- _SUPPLIED INFORMATION_:
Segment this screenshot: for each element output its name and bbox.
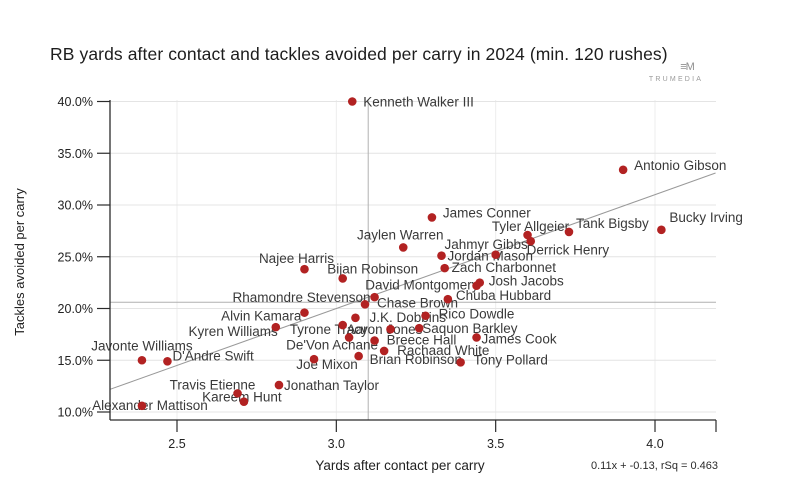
x-tick-label: 2.5 xyxy=(168,437,185,451)
data-point[interactable] xyxy=(491,250,500,259)
data-point[interactable] xyxy=(274,380,284,390)
data-point[interactable] xyxy=(137,401,147,411)
data-point[interactable] xyxy=(347,97,357,106)
y-axis-title: Tackles avoided per carry xyxy=(12,188,27,336)
data-point[interactable] xyxy=(414,323,424,333)
point-label: Joe Mixon xyxy=(296,357,358,372)
point-label: Alvin Kamara xyxy=(221,309,302,324)
x-tick-label: 3.5 xyxy=(487,437,504,451)
point-label: Chase Brown xyxy=(377,295,458,310)
point-label: David Montgomery xyxy=(365,278,479,293)
point-label: Travis Etienne xyxy=(170,377,256,392)
point-label: Tyler Allgeier xyxy=(492,219,570,234)
point-label: Saquon Barkley xyxy=(422,321,518,336)
point-label: Alexander Mattison xyxy=(92,398,208,413)
point-label: Kareem Hunt xyxy=(202,390,282,405)
point-label: Josh Jacobs xyxy=(489,274,564,289)
data-point[interactable] xyxy=(379,346,389,356)
point-label: Tony Pollard xyxy=(474,352,548,367)
point-label: Derrick Henry xyxy=(527,243,610,258)
data-point[interactable] xyxy=(370,292,379,302)
point-label: De'Von Achane xyxy=(286,337,378,352)
data-point[interactable] xyxy=(386,324,395,334)
data-point[interactable] xyxy=(300,308,309,317)
point-label: Chuba Hubbard xyxy=(456,288,551,303)
data-point[interactable] xyxy=(472,281,481,291)
data-point[interactable] xyxy=(472,333,481,342)
point-label: Kyren Williams xyxy=(189,324,279,339)
data-point[interactable] xyxy=(618,165,628,175)
point-label: Rhamondre Stevenson xyxy=(232,290,370,305)
point-label: Rachaad White xyxy=(397,343,489,358)
y-tick-label: 10.0% xyxy=(58,406,93,420)
data-point[interactable] xyxy=(440,263,449,273)
point-label: Najee Harris xyxy=(259,251,334,266)
data-point[interactable] xyxy=(344,333,354,342)
x-axis-title: Yards after contact per carry xyxy=(315,458,485,473)
trumedia-logo-text: TRUMEDIA xyxy=(648,76,704,83)
point-label: Javonte Williams xyxy=(91,338,193,353)
y-tick-label: 25.0% xyxy=(58,250,93,264)
y-tick-label: 40.0% xyxy=(58,95,93,109)
data-point[interactable] xyxy=(657,225,666,235)
point-label: Jaylen Warren xyxy=(357,227,444,242)
point-label: Brian Robinson xyxy=(370,352,462,367)
data-point[interactable] xyxy=(564,227,574,237)
point-label: James Conner xyxy=(443,205,531,220)
data-point[interactable] xyxy=(351,313,360,323)
x-tick-label: 3.0 xyxy=(328,437,345,451)
chart-title: RB yards after contact and tackles avoid… xyxy=(50,44,668,64)
data-point[interactable] xyxy=(398,243,408,252)
point-label: Jordan Mason xyxy=(447,249,533,264)
trend-line xyxy=(109,172,716,390)
regression-equation-label: 0.11x + -0.13, rSq = 0.463 xyxy=(591,460,718,472)
point-label: Bucky Irving xyxy=(669,210,743,225)
point-label: Aaron Jones xyxy=(347,322,423,337)
point-label: Jonathan Taylor xyxy=(284,378,380,393)
y-tick-label: 30.0% xyxy=(58,199,93,213)
point-label: Kenneth Walker III xyxy=(363,95,474,110)
data-point[interactable] xyxy=(338,320,348,330)
data-point[interactable] xyxy=(338,274,348,283)
data-point[interactable] xyxy=(300,264,309,274)
point-label: Bijan Robinson xyxy=(327,261,418,276)
y-tick-label: 20.0% xyxy=(58,302,93,316)
point-label: Rico Dowdle xyxy=(439,307,515,322)
trumedia-logo-icon: ≡M xyxy=(680,61,695,73)
data-point[interactable] xyxy=(456,358,465,367)
data-point[interactable] xyxy=(233,389,242,398)
y-tick-label: 35.0% xyxy=(58,147,93,161)
data-point[interactable] xyxy=(137,355,147,365)
point-label: Antonio Gibson xyxy=(634,158,726,173)
point-label: D'Andre Swift xyxy=(172,348,254,363)
point-label: Jahmyr Gibbs xyxy=(444,237,528,252)
y-tick-label: 15.0% xyxy=(58,354,93,368)
data-point[interactable] xyxy=(360,300,370,309)
point-label: Breece Hall xyxy=(387,333,457,348)
point-label: James Cook xyxy=(482,331,557,346)
data-point[interactable] xyxy=(427,213,437,222)
data-point[interactable] xyxy=(526,236,536,246)
data-point[interactable] xyxy=(309,354,319,364)
data-point[interactable] xyxy=(437,251,446,261)
data-point[interactable] xyxy=(239,397,249,406)
data-point[interactable] xyxy=(163,356,172,366)
point-label: Zach Charbonnet xyxy=(452,260,557,275)
trumedia-logo: ≡M TRUMEDIA xyxy=(636,61,716,84)
data-point[interactable] xyxy=(421,311,430,321)
data-point[interactable] xyxy=(354,351,363,361)
x-tick-label: 4.0 xyxy=(646,437,663,451)
data-point[interactable] xyxy=(271,322,281,332)
data-point[interactable] xyxy=(443,294,453,304)
point-label: Tank Bigsby xyxy=(576,216,649,231)
data-point[interactable] xyxy=(370,336,379,345)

- _TO DO_: Output every line of the data above as a Markdown table with the columns Row and Line. Put a running row number in Row and the line itself in Line, and leave out blank lines and pictures.

- _WRITTEN SOLUTION_:
| Row | Line |
|---|---|
| 1 | Segment this screenshot: for each element output its name and bbox. |
| 2 | x-tick-label: 2.5 xyxy=(168,437,185,451) |
| 3 | data-point[interactable] xyxy=(491,250,500,259) |
| 4 | data-point[interactable] xyxy=(274,380,284,390) |
| 5 | data-point[interactable] xyxy=(137,401,147,411) |
| 6 | data-point[interactable] xyxy=(347,97,357,106) |
| 7 | y-axis-title: Tackles avoided per carry xyxy=(12,188,27,336) |
| 8 | data-point[interactable] xyxy=(414,323,424,333) |
| 9 | point-label: Joe Mixon xyxy=(296,357,358,372) |
| 10 | point-label: Alvin Kamara xyxy=(221,309,302,324) |
| 11 | x-tick-label: 3.5 xyxy=(487,437,504,451) |
| 12 | point-label: Chase Brown xyxy=(377,295,458,310) |
| 13 | point-label: David Montgomery xyxy=(365,278,479,293) |
| 14 | point-label: Travis Etienne xyxy=(170,377,256,392) |
| 15 | point-label: Tyler Allgeier xyxy=(492,219,570,234) |
| 16 | point-label: Saquon Barkley xyxy=(422,321,518,336) |
| 17 | point-label: Alexander Mattison xyxy=(92,398,208,413) |
| 18 | point-label: Kareem Hunt xyxy=(202,390,282,405) |
| 19 | point-label: Josh Jacobs xyxy=(489,274,564,289) |
| 20 | data-point[interactable] xyxy=(379,346,389,356) |
| 21 | point-label: Tony Pollard xyxy=(474,352,548,367) |
| 22 | point-label: Derrick Henry xyxy=(527,243,610,258) |
| 23 | data-point[interactable] xyxy=(370,292,379,302) |
| 24 | point-label: De'Von Achane xyxy=(286,337,378,352) |
| 25 | data-point[interactable] xyxy=(386,324,395,334) |
| 26 | data-point[interactable] xyxy=(300,308,309,317) |
| 27 | point-label: Chuba Hubbard xyxy=(456,288,551,303) |
| 28 | data-point[interactable] xyxy=(472,281,481,291) |
| 29 | data-point[interactable] xyxy=(472,333,481,342) |
| 30 | point-label: Kyren Williams xyxy=(189,324,279,339) |
| 31 | data-point[interactable] xyxy=(618,165,628,175) |
| 32 | point-label: Rhamondre Stevenson xyxy=(232,290,370,305) |
| 33 | point-label: Rachaad White xyxy=(397,343,489,358) |
| 34 | y-tick-label: 10.0% xyxy=(58,406,93,420) |
| 35 | data-point[interactable] xyxy=(440,263,449,273) |
| 36 | point-label: Najee Harris xyxy=(259,251,334,266) |
| 37 | data-point[interactable] xyxy=(344,333,354,342) |
| 38 | x-axis-title: Yards after contact per carry xyxy=(315,458,485,473) |
| 39 | trumedia-logo-text: TRUMEDIA xyxy=(648,76,704,83) |
| 40 | point-label: Javonte Williams xyxy=(91,338,193,353) |
| 41 | y-tick-label: 25.0% xyxy=(58,250,93,264) |
| 42 | y-tick-label: 40.0% xyxy=(58,95,93,109) |
| 43 | data-point[interactable] xyxy=(657,225,666,235) |
| 44 | point-label: Jaylen Warren xyxy=(357,227,444,242) |
| 45 | point-label: Brian Robinson xyxy=(370,352,462,367) |
| 46 | data-point[interactable] xyxy=(564,227,574,237) |
| 47 | point-label: James Conner xyxy=(443,205,531,220) |
| 48 | data-point[interactable] xyxy=(351,313,360,323) |
| 49 | x-tick-label: 3.0 xyxy=(328,437,345,451) |
| 50 | chart-title: RB yards after contact and tackles avoid… xyxy=(50,44,668,64) |
| 51 | data-point[interactable] xyxy=(398,243,408,252) |
| 52 | point-label: Jordan Mason xyxy=(447,249,533,264) |
| 53 | trend-line xyxy=(109,172,716,390) |
| 54 | regression-equation-label: 0.11x + -0.13, rSq = 0.463 xyxy=(591,460,718,472) |
| 55 | point-label: Bucky Irving xyxy=(669,210,743,225) |
| 56 | point-label: Aaron Jones xyxy=(347,322,423,337) |
| 57 | point-label: Jonathan Taylor xyxy=(284,378,380,393) |
| 58 | y-tick-label: 30.0% xyxy=(58,199,93,213) |
| 59 | point-label: Kenneth Walker III xyxy=(363,95,474,110) |
| 60 | data-point[interactable] xyxy=(338,320,348,330) |
| 61 | data-point[interactable] xyxy=(338,274,348,283) |
| 62 | data-point[interactable] xyxy=(300,264,309,274) |
| 63 | point-label: Bijan Robinson xyxy=(327,261,418,276) |
| 64 | y-tick-label: 20.0% xyxy=(58,302,93,316) |
| 65 | point-label: Rico Dowdle xyxy=(439,307,515,322) |
| 66 | trumedia-logo-icon: ≡M xyxy=(680,61,695,73) |
| 67 | data-point[interactable] xyxy=(456,358,465,367) |
| 68 | data-point[interactable] xyxy=(233,389,242,398) |
| 69 | y-tick-label: 35.0% xyxy=(58,147,93,161) |
| 70 | data-point[interactable] xyxy=(137,355,147,365) |
| 71 | point-label: Antonio Gibson xyxy=(634,158,726,173) |
| 72 | point-label: D'Andre Swift xyxy=(172,348,254,363) |
| 73 | point-label: Jahmyr Gibbs xyxy=(444,237,528,252) |
| 74 | y-tick-label: 15.0% xyxy=(58,354,93,368) |
| 75 | data-point[interactable] xyxy=(360,300,370,309) |
| 76 | point-label: Breece Hall xyxy=(387,333,457,348) |
| 77 | point-label: James Cook xyxy=(482,331,557,346) |
| 78 | data-point[interactable] xyxy=(427,213,437,222) |
| 79 | data-point[interactable] xyxy=(526,236,536,246) |
| 80 | data-point[interactable] xyxy=(309,354,319,364) |
| 81 | data-point[interactable] xyxy=(437,251,446,261) |
| 82 | data-point[interactable] xyxy=(239,397,249,406) |
| 83 | data-point[interactable] xyxy=(163,356,172,366) |
| 84 | point-label: Zach Charbonnet xyxy=(452,260,557,275) |
| 85 | trumedia-logo: ≡M TRUMEDIA xyxy=(636,61,716,84) |
| 86 | data-point[interactable] xyxy=(421,311,430,321) |
| 87 | data-point[interactable] xyxy=(354,351,363,361) |
| 88 | x-tick-label: 4.0 xyxy=(646,437,663,451) |
| 89 | data-point[interactable] xyxy=(271,322,281,332) |
| 90 | data-point[interactable] xyxy=(443,294,453,304) |
| 91 | point-label: Tank Bigsby xyxy=(576,216,649,231) |
| 92 | data-point[interactable] xyxy=(370,336,379,345) |